## [DIRECTIVE]
Reproduce the records below exactly as they appear.

-------- EXTRACTED INFORMATION --------

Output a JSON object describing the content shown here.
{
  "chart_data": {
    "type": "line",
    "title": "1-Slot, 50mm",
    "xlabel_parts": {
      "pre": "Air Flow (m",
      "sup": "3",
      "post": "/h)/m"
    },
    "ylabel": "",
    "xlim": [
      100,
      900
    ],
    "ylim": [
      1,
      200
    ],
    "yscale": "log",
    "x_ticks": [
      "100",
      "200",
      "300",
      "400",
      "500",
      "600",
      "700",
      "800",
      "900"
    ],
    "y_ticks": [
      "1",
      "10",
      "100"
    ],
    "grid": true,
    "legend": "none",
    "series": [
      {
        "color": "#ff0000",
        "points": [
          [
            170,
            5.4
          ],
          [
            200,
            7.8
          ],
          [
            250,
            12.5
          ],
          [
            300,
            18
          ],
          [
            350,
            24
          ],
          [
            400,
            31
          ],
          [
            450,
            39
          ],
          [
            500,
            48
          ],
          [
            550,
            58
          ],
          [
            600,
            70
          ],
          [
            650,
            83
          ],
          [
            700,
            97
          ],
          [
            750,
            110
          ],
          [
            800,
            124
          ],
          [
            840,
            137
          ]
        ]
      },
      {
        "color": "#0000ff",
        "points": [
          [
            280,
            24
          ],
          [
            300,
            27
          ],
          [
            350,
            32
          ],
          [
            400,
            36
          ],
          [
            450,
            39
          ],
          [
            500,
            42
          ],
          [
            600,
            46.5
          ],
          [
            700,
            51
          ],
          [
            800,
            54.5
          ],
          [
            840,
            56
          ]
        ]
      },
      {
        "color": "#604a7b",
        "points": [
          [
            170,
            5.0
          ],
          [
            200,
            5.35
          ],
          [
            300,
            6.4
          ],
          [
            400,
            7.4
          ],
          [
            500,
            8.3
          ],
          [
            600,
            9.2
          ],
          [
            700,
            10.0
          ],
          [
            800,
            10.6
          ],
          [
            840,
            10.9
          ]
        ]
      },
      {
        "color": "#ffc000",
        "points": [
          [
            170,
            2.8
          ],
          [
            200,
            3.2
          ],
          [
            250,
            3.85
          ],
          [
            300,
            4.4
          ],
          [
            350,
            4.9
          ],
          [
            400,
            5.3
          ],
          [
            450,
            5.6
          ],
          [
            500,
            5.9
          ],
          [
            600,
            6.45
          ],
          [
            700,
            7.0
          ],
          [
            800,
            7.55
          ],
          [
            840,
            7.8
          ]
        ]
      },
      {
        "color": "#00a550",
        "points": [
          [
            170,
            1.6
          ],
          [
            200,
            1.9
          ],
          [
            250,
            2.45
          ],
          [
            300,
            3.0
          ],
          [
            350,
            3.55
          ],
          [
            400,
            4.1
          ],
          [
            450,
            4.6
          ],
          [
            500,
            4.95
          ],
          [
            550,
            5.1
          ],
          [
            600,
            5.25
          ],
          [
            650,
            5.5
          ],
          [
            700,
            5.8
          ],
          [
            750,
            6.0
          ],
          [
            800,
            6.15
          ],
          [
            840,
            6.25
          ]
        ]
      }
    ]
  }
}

--------

## [OUTPUT BELOW]
Output a JSON object describing the content shown here.
{
  "chart_data": {
    "type": "line",
    "title": "1-Slot, 50mm",
    "xlabel_parts": {
      "pre": "Air Flow (m",
      "sup": "3",
      "post": "/h)/m"
    },
    "ylabel": "",
    "xlim": [
      100,
      900
    ],
    "ylim": [
      1,
      200
    ],
    "yscale": "log",
    "x_ticks": [
      "100",
      "200",
      "300",
      "400",
      "500",
      "600",
      "700",
      "800",
      "900"
    ],
    "y_ticks": [
      "1",
      "10",
      "100"
    ],
    "grid": true,
    "legend": "none",
    "series": [
      {
        "color": "#ff0000",
        "points": [
          [
            170,
            5.4
          ],
          [
            200,
            7.8
          ],
          [
            250,
            12.5
          ],
          [
            300,
            18
          ],
          [
            350,
            24
          ],
          [
            400,
            31
          ],
          [
            450,
            39
          ],
          [
            500,
            48
          ],
          [
            550,
            58
          ],
          [
            600,
            70
          ],
          [
            650,
            83
          ],
          [
            700,
            97
          ],
          [
            750,
            110
          ],
          [
            800,
            124
          ],
          [
            840,
            137
          ]
        ]
      },
      {
        "color": "#0000ff",
        "points": [
          [
            280,
            24
          ],
          [
            300,
            27
          ],
          [
            350,
            32
          ],
          [
            400,
            36
          ],
          [
            450,
            39
          ],
          [
            500,
            42
          ],
          [
            600,
            46.5
          ],
          [
            700,
            51
          ],
          [
            800,
            54.5
          ],
          [
            840,
            56
          ]
        ]
      },
      {
        "color": "#604a7b",
        "points": [
          [
            170,
            5.0
          ],
          [
            200,
            5.35
          ],
          [
            300,
            6.4
          ],
          [
            400,
            7.4
          ],
          [
            500,
            8.3
          ],
          [
            600,
            9.2
          ],
          [
            700,
            10.0
          ],
          [
            800,
            10.6
          ],
          [
            840,
            10.9
          ]
        ]
      },
      {
        "color": "#ffc000",
        "points": [
          [
            170,
            2.8
          ],
          [
            200,
            3.2
          ],
          [
            250,
            3.85
          ],
          [
            300,
            4.4
          ],
          [
            350,
            4.9
          ],
          [
            400,
            5.3
          ],
          [
            450,
            5.6
          ],
          [
            500,
            5.9
          ],
          [
            600,
            6.45
          ],
          [
            700,
            7.0
          ],
          [
            800,
            7.55
          ],
          [
            840,
            7.8
          ]
        ]
      },
      {
        "color": "#00a550",
        "points": [
          [
            170,
            1.6
          ],
          [
            200,
            1.9
          ],
          [
            250,
            2.45
          ],
          [
            300,
            3.0
          ],
          [
            350,
            3.55
          ],
          [
            400,
            4.1
          ],
          [
            450,
            4.6
          ],
          [
            500,
            4.95
          ],
          [
            550,
            5.1
          ],
          [
            600,
            5.25
          ],
          [
            650,
            5.5
          ],
          [
            700,
            5.8
          ],
          [
            750,
            6.0
          ],
          [
            800,
            6.15
          ],
          [
            840,
            6.25
          ]
        ]
      }
    ]
  }
}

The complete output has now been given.